## start
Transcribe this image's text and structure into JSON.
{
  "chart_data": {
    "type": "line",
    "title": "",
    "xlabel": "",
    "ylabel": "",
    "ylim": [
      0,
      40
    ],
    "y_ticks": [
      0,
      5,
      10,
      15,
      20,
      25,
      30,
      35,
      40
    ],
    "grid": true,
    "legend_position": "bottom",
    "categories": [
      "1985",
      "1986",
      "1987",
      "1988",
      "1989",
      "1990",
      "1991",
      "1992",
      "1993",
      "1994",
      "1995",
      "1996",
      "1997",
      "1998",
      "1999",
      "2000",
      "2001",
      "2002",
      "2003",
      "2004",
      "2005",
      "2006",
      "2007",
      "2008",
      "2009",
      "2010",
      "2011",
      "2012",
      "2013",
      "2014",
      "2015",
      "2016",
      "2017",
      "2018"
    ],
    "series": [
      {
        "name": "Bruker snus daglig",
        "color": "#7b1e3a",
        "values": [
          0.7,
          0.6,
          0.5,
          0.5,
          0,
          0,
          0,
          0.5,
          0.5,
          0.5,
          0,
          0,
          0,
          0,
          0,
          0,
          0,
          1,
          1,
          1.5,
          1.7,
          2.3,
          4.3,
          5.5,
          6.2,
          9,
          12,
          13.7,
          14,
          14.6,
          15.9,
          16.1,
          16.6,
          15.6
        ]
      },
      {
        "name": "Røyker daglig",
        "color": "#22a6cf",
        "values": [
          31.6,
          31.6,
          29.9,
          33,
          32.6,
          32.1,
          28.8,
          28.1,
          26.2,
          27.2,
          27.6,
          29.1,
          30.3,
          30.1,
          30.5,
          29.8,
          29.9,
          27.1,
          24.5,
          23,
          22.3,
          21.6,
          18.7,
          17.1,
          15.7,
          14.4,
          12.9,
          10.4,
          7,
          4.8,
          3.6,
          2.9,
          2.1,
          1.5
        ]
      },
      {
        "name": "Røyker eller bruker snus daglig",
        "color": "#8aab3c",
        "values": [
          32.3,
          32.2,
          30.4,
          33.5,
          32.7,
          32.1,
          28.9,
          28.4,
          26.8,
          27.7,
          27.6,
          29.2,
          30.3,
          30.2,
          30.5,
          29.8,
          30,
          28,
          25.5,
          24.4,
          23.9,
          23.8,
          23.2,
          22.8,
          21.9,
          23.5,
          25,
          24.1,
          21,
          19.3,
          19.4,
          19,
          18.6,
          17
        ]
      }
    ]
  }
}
## end
• WORK INSTRUCTIONS
Print every entry exactly as written.

• OUTPUT OF THE TASK
Transcribe this image's text and structure into JSON.
{
  "chart_data": {
    "type": "line",
    "title": "",
    "xlabel": "",
    "ylabel": "",
    "ylim": [
      0,
      40
    ],
    "y_ticks": [
      0,
      5,
      10,
      15,
      20,
      25,
      30,
      35,
      40
    ],
    "grid": true,
    "legend_position": "bottom",
    "categories": [
      "1985",
      "1986",
      "1987",
      "1988",
      "1989",
      "1990",
      "1991",
      "1992",
      "1993",
      "1994",
      "1995",
      "1996",
      "1997",
      "1998",
      "1999",
      "2000",
      "2001",
      "2002",
      "2003",
      "2004",
      "2005",
      "2006",
      "2007",
      "2008",
      "2009",
      "2010",
      "2011",
      "2012",
      "2013",
      "2014",
      "2015",
      "2016",
      "2017",
      "2018"
    ],
    "series": [
      {
        "name": "Bruker snus daglig",
        "color": "#7b1e3a",
        "values": [
          0.7,
          0.6,
          0.5,
          0.5,
          0,
          0,
          0,
          0.5,
          0.5,
          0.5,
          0,
          0,
          0,
          0,
          0,
          0,
          0,
          1,
          1,
          1.5,
          1.7,
          2.3,
          4.3,
          5.5,
          6.2,
          9,
          12,
          13.7,
          14,
          14.6,
          15.9,
          16.1,
          16.6,
          15.6
        ]
      },
      {
        "name": "Røyker daglig",
        "color": "#22a6cf",
        "values": [
          31.6,
          31.6,
          29.9,
          33,
          32.6,
          32.1,
          28.8,
          28.1,
          26.2,
          27.2,
          27.6,
          29.1,
          30.3,
          30.1,
          30.5,
          29.8,
          29.9,
          27.1,
          24.5,
          23,
          22.3,
          21.6,
          18.7,
          17.1,
          15.7,
          14.4,
          12.9,
          10.4,
          7,
          4.8,
          3.6,
          2.9,
          2.1,
          1.5
        ]
      },
      {
        "name": "Røyker eller bruker snus daglig",
        "color": "#8aab3c",
        "values": [
          32.3,
          32.2,
          30.4,
          33.5,
          32.7,
          32.1,
          28.9,
          28.4,
          26.8,
          27.7,
          27.6,
          29.2,
          30.3,
          30.2,
          30.5,
          29.8,
          30,
          28,
          25.5,
          24.4,
          23.9,
          23.8,
          23.2,
          22.8,
          21.9,
          23.5,
          25,
          24.1,
          21,
          19.3,
          19.4,
          19,
          18.6,
          17
        ]
      }
    ]
  }
}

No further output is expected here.